* **INPUT**
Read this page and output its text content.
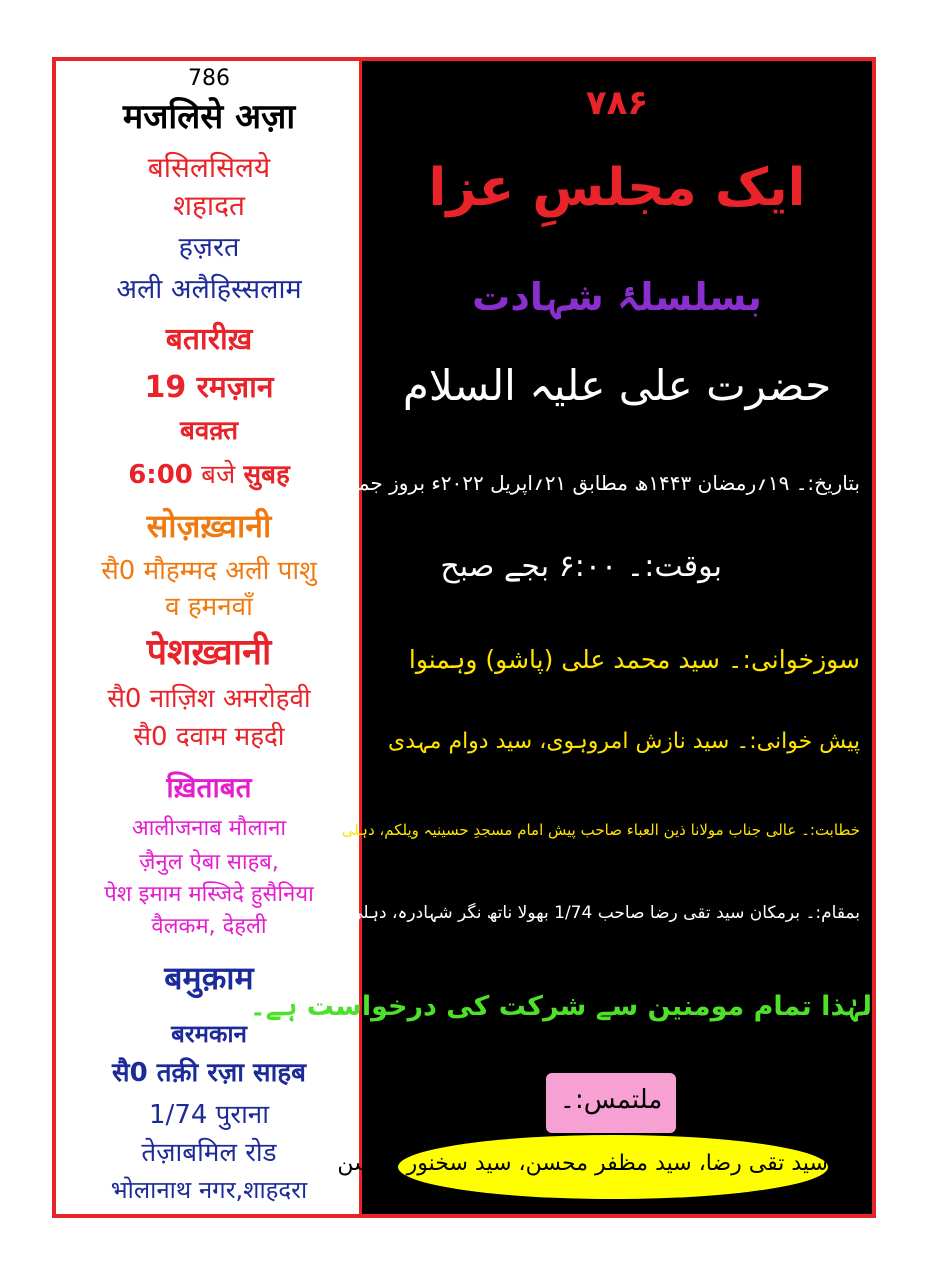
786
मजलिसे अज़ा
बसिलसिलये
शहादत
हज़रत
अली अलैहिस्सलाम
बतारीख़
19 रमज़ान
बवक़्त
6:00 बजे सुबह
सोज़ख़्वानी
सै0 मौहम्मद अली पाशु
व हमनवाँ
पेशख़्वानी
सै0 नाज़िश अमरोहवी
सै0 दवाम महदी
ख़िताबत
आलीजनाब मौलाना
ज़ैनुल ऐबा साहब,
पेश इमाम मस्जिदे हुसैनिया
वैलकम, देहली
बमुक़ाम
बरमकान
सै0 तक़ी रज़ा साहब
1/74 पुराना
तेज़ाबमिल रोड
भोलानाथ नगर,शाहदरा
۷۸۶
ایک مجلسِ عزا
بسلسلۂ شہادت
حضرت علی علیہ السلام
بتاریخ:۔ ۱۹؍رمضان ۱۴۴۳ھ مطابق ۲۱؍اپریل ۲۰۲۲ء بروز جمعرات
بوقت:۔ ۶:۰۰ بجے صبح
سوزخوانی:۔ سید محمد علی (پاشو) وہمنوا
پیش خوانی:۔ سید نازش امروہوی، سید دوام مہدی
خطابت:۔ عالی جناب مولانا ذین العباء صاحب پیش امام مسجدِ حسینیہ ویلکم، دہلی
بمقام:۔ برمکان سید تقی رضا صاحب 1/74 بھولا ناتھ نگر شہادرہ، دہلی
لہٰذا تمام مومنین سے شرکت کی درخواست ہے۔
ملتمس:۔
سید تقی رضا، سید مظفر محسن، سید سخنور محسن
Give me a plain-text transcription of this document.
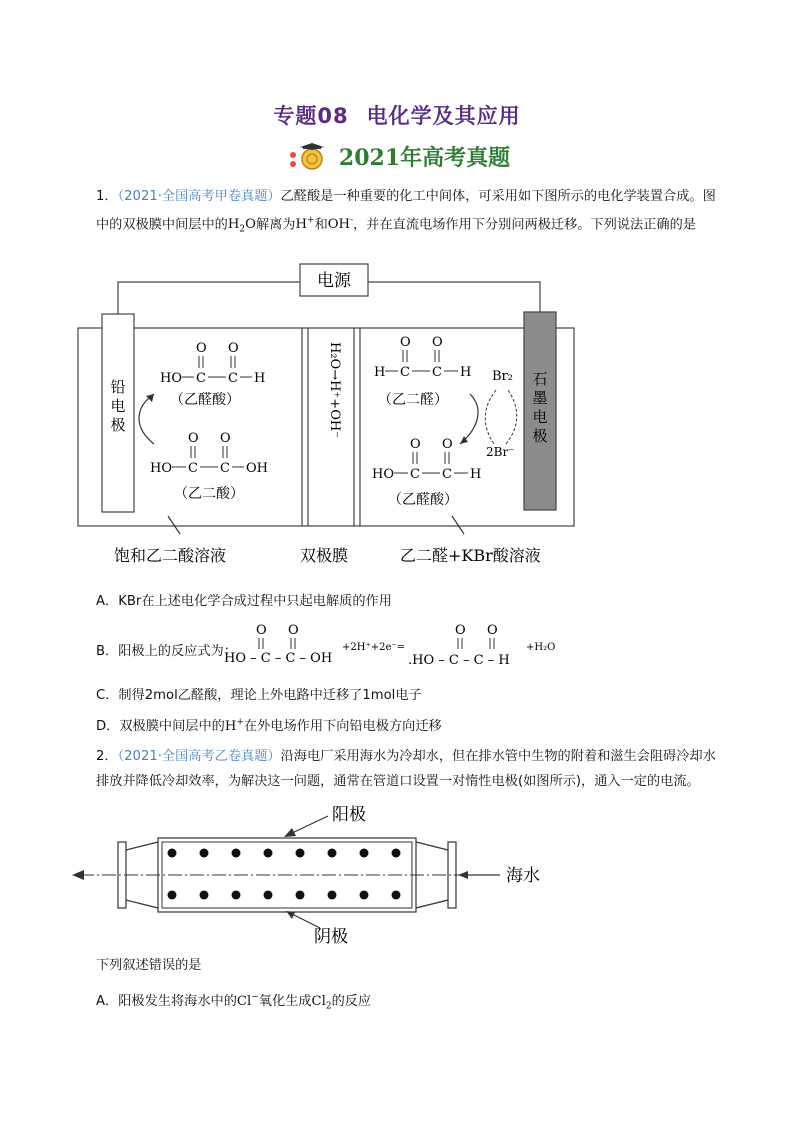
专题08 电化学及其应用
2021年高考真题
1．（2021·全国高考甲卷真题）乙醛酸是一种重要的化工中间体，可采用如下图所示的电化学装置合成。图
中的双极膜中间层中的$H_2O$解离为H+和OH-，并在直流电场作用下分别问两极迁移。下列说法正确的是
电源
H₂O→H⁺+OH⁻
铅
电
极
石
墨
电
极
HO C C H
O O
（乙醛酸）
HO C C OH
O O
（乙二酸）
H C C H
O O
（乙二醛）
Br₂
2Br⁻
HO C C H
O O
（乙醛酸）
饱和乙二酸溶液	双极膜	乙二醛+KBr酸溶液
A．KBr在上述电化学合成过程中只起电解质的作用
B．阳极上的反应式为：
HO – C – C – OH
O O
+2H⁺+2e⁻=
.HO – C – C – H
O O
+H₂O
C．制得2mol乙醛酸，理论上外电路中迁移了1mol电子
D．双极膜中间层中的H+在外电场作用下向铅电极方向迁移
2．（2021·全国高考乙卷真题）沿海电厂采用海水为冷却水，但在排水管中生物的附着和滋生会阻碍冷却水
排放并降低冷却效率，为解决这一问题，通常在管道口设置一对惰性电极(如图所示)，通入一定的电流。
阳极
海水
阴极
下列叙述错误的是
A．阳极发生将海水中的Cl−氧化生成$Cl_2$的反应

* **WHAT IS REQUIRED**
Would you set down the listing exactly, omitting pictures?

* **CORRECT OUTPUT**
Read this page and output its text content.
786
मजलिसे अज़ा
बसिलसिलये
शहादत
हज़रत
अली अलैहिस्सलाम
बतारीख़
19 रमज़ान
बवक़्त
6:00 बजे सुबह
सोज़ख़्वानी
सै0 मौहम्मद अली पाशु
व हमनवाँ
पेशख़्वानी
सै0 नाज़िश अमरोहवी
सै0 दवाम महदी
ख़िताबत
आलीजनाब मौलाना
ज़ैनुल ऐबा साहब,
पेश इमाम मस्जिदे हुसैनिया
वैलकम, देहली
बमुक़ाम
बरमकान
सै0 तक़ी रज़ा साहब
1/74 पुराना
तेज़ाबमिल रोड
भोलानाथ नगर,शाहदरा
۷۸۶
ایک مجلسِ عزا
بسلسلۂ شہادت
حضرت علی علیہ السلام
بتاریخ:۔ ۱۹؍رمضان ۱۴۴۳ھ مطابق ۲۱؍اپریل ۲۰۲۲ء بروز جمعرات
بوقت:۔ ۶:۰۰ بجے صبح
سوزخوانی:۔ سید محمد علی (پاشو) وہمنوا
پیش خوانی:۔ سید نازش امروہوی، سید دوام مہدی
خطابت:۔ عالی جناب مولانا ذین العباء صاحب پیش امام مسجدِ حسینیہ ویلکم، دہلی
بمقام:۔ برمکان سید تقی رضا صاحب 1/74 بھولا ناتھ نگر شہادرہ، دہلی
لہٰذا تمام مومنین سے شرکت کی درخواست ہے۔
ملتمس:۔
سید تقی رضا، سید مظفر محسن، سید سخنور محسن
Give me a plain-text transcription of this document.
专题08 电化学及其应用
2021年高考真题
1．（2021·全国高考甲卷真题）乙醛酸是一种重要的化工中间体，可采用如下图所示的电化学装置合成。图
中的双极膜中间层中的$H_2O$解离为H+和OH-，并在直流电场作用下分别问两极迁移。下列说法正确的是
电源
H₂O→H⁺+OH⁻
铅
电
极
石
墨
电
极
HO C C H
O O
（乙醛酸）
HO C C OH
O O
（乙二酸）
H C C H
O O
（乙二醛）
Br₂
2Br⁻
HO C C H
O O
（乙醛酸）
饱和乙二酸溶液	双极膜	乙二醛+KBr酸溶液
A．KBr在上述电化学合成过程中只起电解质的作用
B．阳极上的反应式为：
HO – C – C – OH
O O
+2H⁺+2e⁻=
.HO – C – C – H
O O
+H₂O
C．制得2mol乙醛酸，理论上外电路中迁移了1mol电子
D．双极膜中间层中的H+在外电场作用下向铅电极方向迁移
2．（2021·全国高考乙卷真题）沿海电厂采用海水为冷却水，但在排水管中生物的附着和滋生会阻碍冷却水
排放并降低冷却效率，为解决这一问题，通常在管道口设置一对惰性电极(如图所示)，通入一定的电流。
阳极
海水
阴极
下列叙述错误的是
A．阳极发生将海水中的Cl−氧化生成$Cl_2$的反应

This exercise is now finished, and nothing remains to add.